• **Problem description**:
Collect the lines of the entries where "JSON" shows up.

--- START Dataset entries ---

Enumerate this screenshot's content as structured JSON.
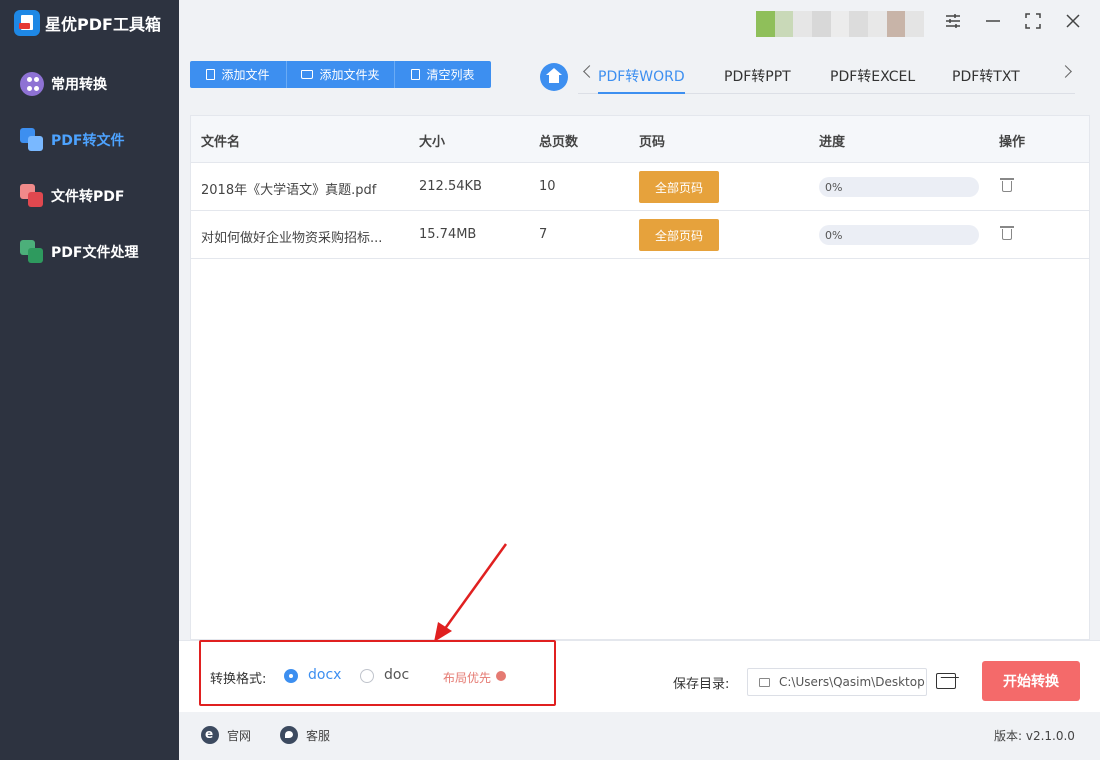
{
  "app": {
    "title": "星优PDF工具箱"
  },
  "sidebar": {
    "items": [
      {
        "label": "常用转换",
        "icon": "grid-dots-icon",
        "active": false
      },
      {
        "label": "PDF转文件",
        "icon": "pdf-to-file-icon",
        "active": true
      },
      {
        "label": "文件转PDF",
        "icon": "file-to-pdf-icon",
        "active": false
      },
      {
        "label": "PDF文件处理",
        "icon": "pdf-process-icon",
        "active": false
      }
    ]
  },
  "toolbar": {
    "add_file": "添加文件",
    "add_folder": "添加文件夹",
    "clear_list": "清空列表"
  },
  "tabs": [
    {
      "label": "PDF转WORD",
      "active": true
    },
    {
      "label": "PDF转PPT",
      "active": false
    },
    {
      "label": "PDF转EXCEL",
      "active": false
    },
    {
      "label": "PDF转TXT",
      "active": false
    }
  ],
  "table": {
    "headers": {
      "filename": "文件名",
      "size": "大小",
      "pages": "总页数",
      "page_range": "页码",
      "progress": "进度",
      "actions": "操作"
    },
    "rows": [
      {
        "filename": "2018年《大学语文》真题.pdf",
        "size": "212.54KB",
        "pages": "10",
        "page_range": "全部页码",
        "progress_text": "0%",
        "progress": 0
      },
      {
        "filename": "对如何做好企业物资采购招标...",
        "size": "15.74MB",
        "pages": "7",
        "page_range": "全部页码",
        "progress_text": "0%",
        "progress": 0
      }
    ]
  },
  "format": {
    "label": "转换格式:",
    "options": [
      {
        "label": "docx",
        "selected": true
      },
      {
        "label": "doc",
        "selected": false
      }
    ],
    "hint": "布局优先"
  },
  "save": {
    "label": "保存目录:",
    "path": "C:\\Users\\Qasim\\Desktop"
  },
  "start_button": "开始转换",
  "footer": {
    "website": "官网",
    "support": "客服",
    "version": "版本: v2.1.0.0"
  },
  "colors": {
    "accent": "#3d8ff0",
    "sidebar_bg": "#2d3340",
    "page_btn": "#e6a23c",
    "start_btn": "#f46a6a",
    "annotation": "#e02020"
  }
}
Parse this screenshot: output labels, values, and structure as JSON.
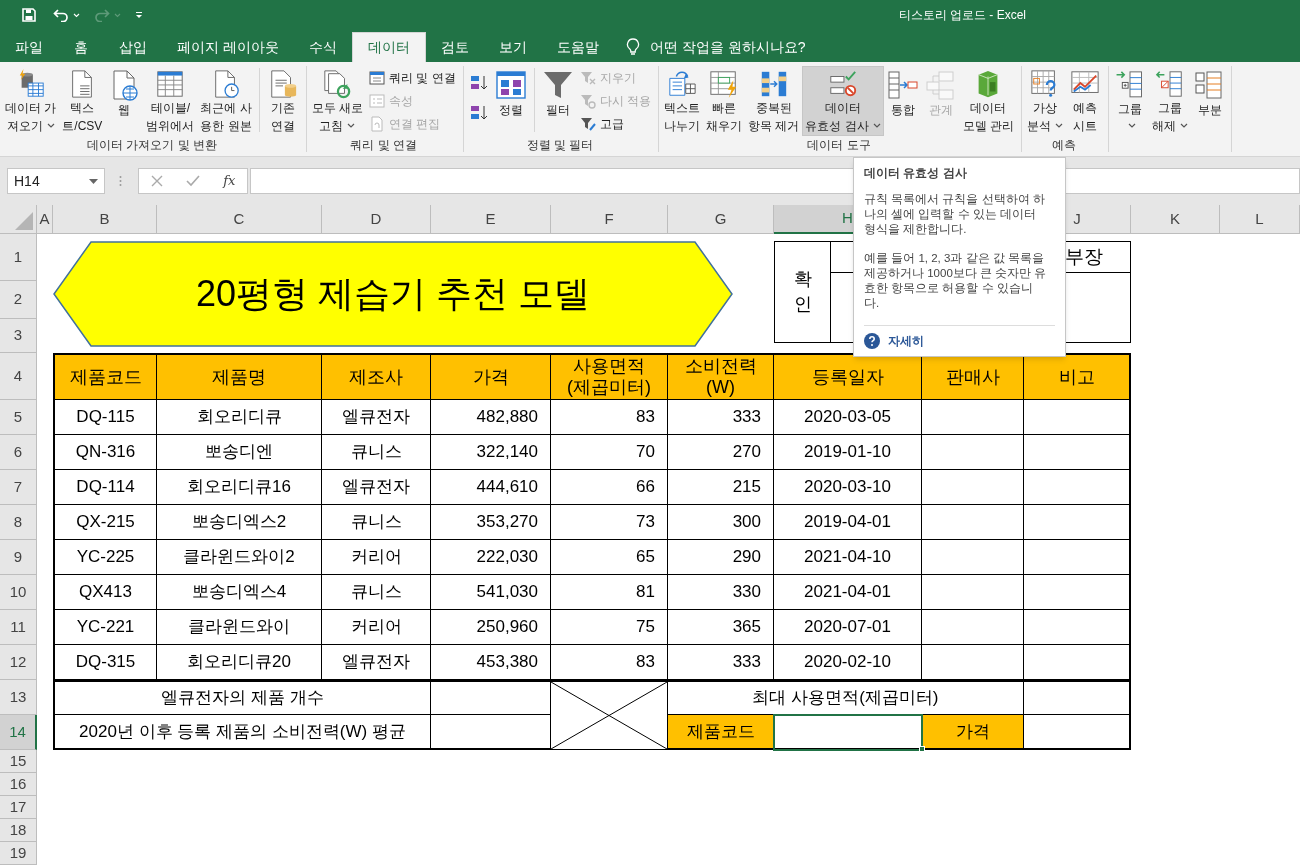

--- END Dataset entries ---

• **Problem solution**:
Enumerate this screenshot's content as structured JSON.
Parse this screenshot: output labels, values, and structure as JSON.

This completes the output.